WORK TO COMPLETE:
The data below should be restated word for word, with every picture omitted.

***** RECORDS FOR THIS EXERCISE

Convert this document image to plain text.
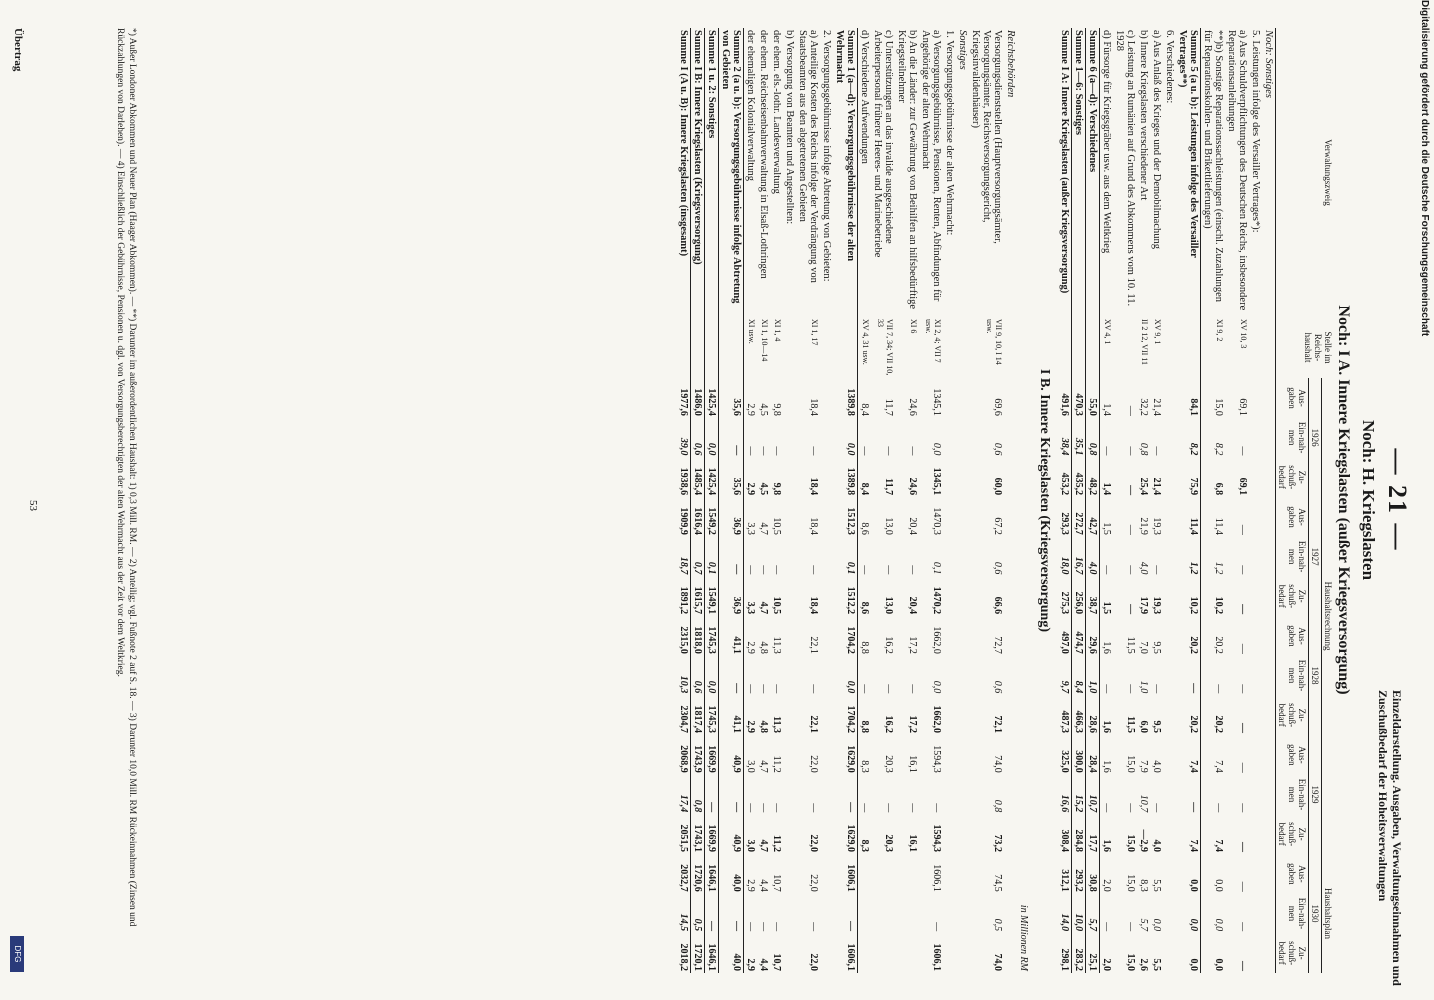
— 21 —
Einzeldarstellung. Ausgaben, Verwaltungseinnahmen und Zuschußbedarf der Hoheitsverwaltungen
Noch: H. Kriegslasten
Noch: I A. Innere Kriegslasten (außer Kriegsversorgung)
Verwaltungszweig	Stelle im Reichs-haushalt	Haushaltsrechnung												Haushaltsplan		
		1926			1927			1928			1929			1930		
		Aus-gaben	Ein-nah-men	Zu-schuß-bedarf	Aus-gaben	Ein-nah-men	Zu-schuß-bedarf	Aus-gaben	Ein-nah-men	Zu-schuß-bedarf	Aus-gaben	Ein-nah-men	Zu-schuß-bedarf	Aus-gaben	Ein-nah-men	Zu-schuß-bedarf
Noch: Sonstiges																
5. Leistungen infolge des Versailler Vertrages*):																
a) Aus Schuldverpflichtungen des Deutschen Reichs, insbesondere Reparationsanleihungen	XV 10, 3	69,1	—	69,1	—	—	—	—	—	—	—	—	—	—	—	—
**)b) Sonstige Reparationssachleistungen (einschl. Zuzahlungen für Reparationskohlen- und Brikettlieferungen)	XI 9, 2	15,0	8,2	6,8	11,4	1,2	10,2	20,2	—	20,2	7,4	—	7,4	0,0	0,0	0,0
Summe 5 (a u. b): Leistungen infolge des Versailler Vertrages**)		84,1	8,2	75,9	11,4	1,2	10,2	20,2	—	20,2	7,4	—	7,4	0,0	0,0	0,0
6. Verschiedenes:																
a) Aus Anlaß des Krieges und der Demobilmachung	XV 9, 1	21,4	—	21,4	19,3	—	19,3	9,5	—	9,5	4,0	—	4,0	5,5	0,0	5,5
b) Innere Kriegslasten verschiedener Art	II 2 12, VII 11	32,2	0,8	25,4	21,9	4,0	17,9	7,0	1,0	6,0	7,9	10,7	—2,9	8,3	5,7	2,6
c) Leistung an Rumänien auf Grund des Abkommens vom 10. 11. 1928		—	—	—	—	—	—	11,5	—	11,5	15,0	—	15,0	15,0	—	15,0
d) Fürsorge für Kriegsgräber usw. aus dem Weltkrieg	XV 4, 1	1,4	—	1,4	1,5	—	1,5	1,6	—	1,6	1,6	—	1,6	2,0	—	2,0
Summe 6 (a—d): Verschiedenes		55,0	0,8	48,2	42,7	4,0	38,7	29,6	1,0	28,6	28,4	10,7	17,7	30,8	5,7	25,1
Summe 1—6: Sonstiges		470,3	35,1	435,2	272,7	16,7	256,0	474,7	8,4	466,3	300,0	15,2	284,8	293,2	10,0	283,2
Summe I A: Innere Kriegslasten (außer Kriegsversorgung)		491,6	38,4	453,2	293,3	18,0	275,3	497,0	9,7	487,3	325,0	16,6	308,4	312,1	14,0	298,1
I B. Innere Kriegslasten (Kriegsversorgung)																
in Millionen RM																
Reichsbehörden																
Versorgungsdienststellen (Hauptversorgungsämter, Versorgungsämter, Reichsversorgungsgericht, Kriegsinvalidenhäuser)	VII 9, 10, I 14 usw.	69,6	0,6	60,0	67,2	0,6	66,6	72,7	0,6	72,1	74,0	0,8	73,2	74,5	0,5	74,0
Sonstiges																
1. Versorgungsgebührnisse der alten Wehrmacht:																
a) Versorgungsgebührnisse, Pensionen, Renten, Abfindungen für Angehörige der alten Wehrmacht	XI 2, 4; VII 7 usw.	1345,1	0,0	1345,1	1470,3	0,1	1470,2	1662,0	0,0	1662,0	1594,3	—	1594,3	1606,1	—	1606,1
b) An die Länder: zur Gewährung von Beihilfen an hilfsbedürftige Kriegsteilnehmer	XI 6	24,6	—	24,6	20,4	—	20,4	17,2	—	17,2	16,1	—	16,1			
c) Unterstützungen an das invalide ausgeschiedene Arbeiterpersonal früherer Heeres- und Marinebetriebe	VII 7, 34; VII 10, 33	11,7	—	11,7	13,0	—	13,0	16,2	—	16,2	20,3	—	20,3			
d) Verschiedene Aufwendungen	XV 4, 31 usw.	8,4	—	8,4	8,6	—	8,6	8,8	—	8,8	8,3	—	8,3			
Summe 1 (a—d): Versorgungsgebührnisse der alten Wehrmacht		1389,8	0,0	1389,8	1512,3	0,1	1512,2	1704,2	0,0	1704,2	1629,0	—	1629,0	1606,1	—	1606,1
2. Versorgungsgebührnisse infolge Abtretung von Gebieten:																
a) Anteilige Kosten des Reichs infolge der Verdrängung von Staatsbeamten aus den abgetretenen Gebieten	XI 1, 17	18,4	—	18,4	18,4	—	18,4	22,1	—	22,1	22,0	—	22,0	22,0	—	22,0
b) Versorgung von Beamten und Angestellten:																
der ehem. els.-lothr. Landesverwaltung	XI 1, 4	9,8	—	9,8	10,5	—	10,5	11,3	—	11,3	11,2	—	11,2	10,7	—	10,7
der ehem. Reichseisenbahnverwaltung in Elsaß-Lothringen	XI 1, 10—14	4,5	—	4,5	4,7	—	4,7	4,8	—	4,8	4,7	—	4,7	4,4	—	4,4
der ehemaligen Kolonialverwaltung	XI usw.	2,9	—	2,9	3,3	—	3,3	2,9	—	2,9	3,0	—	3,0	2,9	—	2,9
Summe 2 (a u. b): Versorgungsgebührnisse infolge Abtretung von Gebieten		35,6	—	35,6	36,9	—	36,9	41,1	—	41,1	40,9	—	40,9	40,0	—	40,0
Summe 1 u. 2: Sonstiges		1425,4	0,0	1425,4	1549,2	0,1	1549,1	1745,3	0,0	1745,3	1669,9	—	1669,9	1646,1	—	1646,1
Summe I B: Innere Kriegslasten (Kriegsversorgung)		1486,0	0,6	1485,4	1616,4	0,7	1615,7	1818,0	0,6	1817,4	1743,9	0,8	1743,1	1720,6	0,5	1720,1
Summe I (A u. B): Innere Kriegslasten (insgesamt)		1977,6	39,0	1938,6	1909,9	18,7	1891,2	2315,0	10,3	2304,7	2068,9	17,4	2051,5	2032,7	14,5	2018,2
*) Außer Londoner Abkommen und Neuer Plan (Haager Abkommen). — **) Darunter im außerordentlichen Haushalt: 1) 0,3 Mill. RM. — 2) Anteilig; vgl. Fußnote 2 auf S. 18. — 3) Darunter 10,0 Mill. RM Rückeinnahmen (Zinsen und Rückzahlungen von Darlehen). — 4) Einschließlich der Gebührnisse, Pensionen u. dgl. von Versorgungsberechtigten der alten Wehrmacht aus der Zeit vor dem Weltkrieg.
53
Übertrag
DFG
Digitalisierung gefördert durch die Deutsche Forschungsgemeinschaft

**********

RESULT FOR THIS TASK:
Convert this document image to plain text.
— 21 —
Einzeldarstellung. Ausgaben, Verwaltungseinnahmen und Zuschußbedarf der Hoheitsverwaltungen
Noch: H. Kriegslasten
Noch: I A. Innere Kriegslasten (außer Kriegsversorgung)
Verwaltungszweig	Stelle im Reichs-haushalt	Haushaltsrechnung												Haushaltsplan		
		1926			1927			1928			1929			1930		
		Aus-gaben	Ein-nah-men	Zu-schuß-bedarf	Aus-gaben	Ein-nah-men	Zu-schuß-bedarf	Aus-gaben	Ein-nah-men	Zu-schuß-bedarf	Aus-gaben	Ein-nah-men	Zu-schuß-bedarf	Aus-gaben	Ein-nah-men	Zu-schuß-bedarf
Noch: Sonstiges																
5. Leistungen infolge des Versailler Vertrages*):																
a) Aus Schuldverpflichtungen des Deutschen Reichs, insbesondere Reparationsanleihungen	XV 10, 3	69,1	—	69,1	—	—	—	—	—	—	—	—	—	—	—	—
**)b) Sonstige Reparationssachleistungen (einschl. Zuzahlungen für Reparationskohlen- und Brikettlieferungen)	XI 9, 2	15,0	8,2	6,8	11,4	1,2	10,2	20,2	—	20,2	7,4	—	7,4	0,0	0,0	0,0
Summe 5 (a u. b): Leistungen infolge des Versailler Vertrages**)		84,1	8,2	75,9	11,4	1,2	10,2	20,2	—	20,2	7,4	—	7,4	0,0	0,0	0,0
6. Verschiedenes:																
a) Aus Anlaß des Krieges und der Demobilmachung	XV 9, 1	21,4	—	21,4	19,3	—	19,3	9,5	—	9,5	4,0	—	4,0	5,5	0,0	5,5
b) Innere Kriegslasten verschiedener Art	II 2 12, VII 11	32,2	0,8	25,4	21,9	4,0	17,9	7,0	1,0	6,0	7,9	10,7	—2,9	8,3	5,7	2,6
c) Leistung an Rumänien auf Grund des Abkommens vom 10. 11. 1928		—	—	—	—	—	—	11,5	—	11,5	15,0	—	15,0	15,0	—	15,0
d) Fürsorge für Kriegsgräber usw. aus dem Weltkrieg	XV 4, 1	1,4	—	1,4	1,5	—	1,5	1,6	—	1,6	1,6	—	1,6	2,0	—	2,0
Summe 6 (a—d): Verschiedenes		55,0	0,8	48,2	42,7	4,0	38,7	29,6	1,0	28,6	28,4	10,7	17,7	30,8	5,7	25,1
Summe 1—6: Sonstiges		470,3	35,1	435,2	272,7	16,7	256,0	474,7	8,4	466,3	300,0	15,2	284,8	293,2	10,0	283,2
Summe I A: Innere Kriegslasten (außer Kriegsversorgung)		491,6	38,4	453,2	293,3	18,0	275,3	497,0	9,7	487,3	325,0	16,6	308,4	312,1	14,0	298,1
I B. Innere Kriegslasten (Kriegsversorgung)																
in Millionen RM																
Reichsbehörden																
Versorgungsdienststellen (Hauptversorgungsämter, Versorgungsämter, Reichsversorgungsgericht, Kriegsinvalidenhäuser)	VII 9, 10, I 14 usw.	69,6	0,6	60,0	67,2	0,6	66,6	72,7	0,6	72,1	74,0	0,8	73,2	74,5	0,5	74,0
Sonstiges																
1. Versorgungsgebührnisse der alten Wehrmacht:																
a) Versorgungsgebührnisse, Pensionen, Renten, Abfindungen für Angehörige der alten Wehrmacht	XI 2, 4; VII 7 usw.	1345,1	0,0	1345,1	1470,3	0,1	1470,2	1662,0	0,0	1662,0	1594,3	—	1594,3	1606,1	—	1606,1
b) An die Länder: zur Gewährung von Beihilfen an hilfsbedürftige Kriegsteilnehmer	XI 6	24,6	—	24,6	20,4	—	20,4	17,2	—	17,2	16,1	—	16,1			
c) Unterstützungen an das invalide ausgeschiedene Arbeiterpersonal früherer Heeres- und Marinebetriebe	VII 7, 34; VII 10, 33	11,7	—	11,7	13,0	—	13,0	16,2	—	16,2	20,3	—	20,3			
d) Verschiedene Aufwendungen	XV 4, 31 usw.	8,4	—	8,4	8,6	—	8,6	8,8	—	8,8	8,3	—	8,3			
Summe 1 (a—d): Versorgungsgebührnisse der alten Wehrmacht		1389,8	0,0	1389,8	1512,3	0,1	1512,2	1704,2	0,0	1704,2	1629,0	—	1629,0	1606,1	—	1606,1
2. Versorgungsgebührnisse infolge Abtretung von Gebieten:																
a) Anteilige Kosten des Reichs infolge der Verdrängung von Staatsbeamten aus den abgetretenen Gebieten	XI 1, 17	18,4	—	18,4	18,4	—	18,4	22,1	—	22,1	22,0	—	22,0	22,0	—	22,0
b) Versorgung von Beamten und Angestellten:																
der ehem. els.-lothr. Landesverwaltung	XI 1, 4	9,8	—	9,8	10,5	—	10,5	11,3	—	11,3	11,2	—	11,2	10,7	—	10,7
der ehem. Reichseisenbahnverwaltung in Elsaß-Lothringen	XI 1, 10—14	4,5	—	4,5	4,7	—	4,7	4,8	—	4,8	4,7	—	4,7	4,4	—	4,4
der ehemaligen Kolonialverwaltung	XI usw.	2,9	—	2,9	3,3	—	3,3	2,9	—	2,9	3,0	—	3,0	2,9	—	2,9
Summe 2 (a u. b): Versorgungsgebührnisse infolge Abtretung von Gebieten		35,6	—	35,6	36,9	—	36,9	41,1	—	41,1	40,9	—	40,9	40,0	—	40,0
Summe 1 u. 2: Sonstiges		1425,4	0,0	1425,4	1549,2	0,1	1549,1	1745,3	0,0	1745,3	1669,9	—	1669,9	1646,1	—	1646,1
Summe I B: Innere Kriegslasten (Kriegsversorgung)		1486,0	0,6	1485,4	1616,4	0,7	1615,7	1818,0	0,6	1817,4	1743,9	0,8	1743,1	1720,6	0,5	1720,1
Summe I (A u. B): Innere Kriegslasten (insgesamt)		1977,6	39,0	1938,6	1909,9	18,7	1891,2	2315,0	10,3	2304,7	2068,9	17,4	2051,5	2032,7	14,5	2018,2
*) Außer Londoner Abkommen und Neuer Plan (Haager Abkommen). — **) Darunter im außerordentlichen Haushalt: 1) 0,3 Mill. RM. — 2) Anteilig; vgl. Fußnote 2 auf S. 18. — 3) Darunter 10,0 Mill. RM Rückeinnahmen (Zinsen und Rückzahlungen von Darlehen). — 4) Einschließlich der Gebührnisse, Pensionen u. dgl. von Versorgungsberechtigten der alten Wehrmacht aus der Zeit vor dem Weltkrieg.
53
Übertrag
DFG
Digitalisierung gefördert durch die Deutsche Forschungsgemeinschaft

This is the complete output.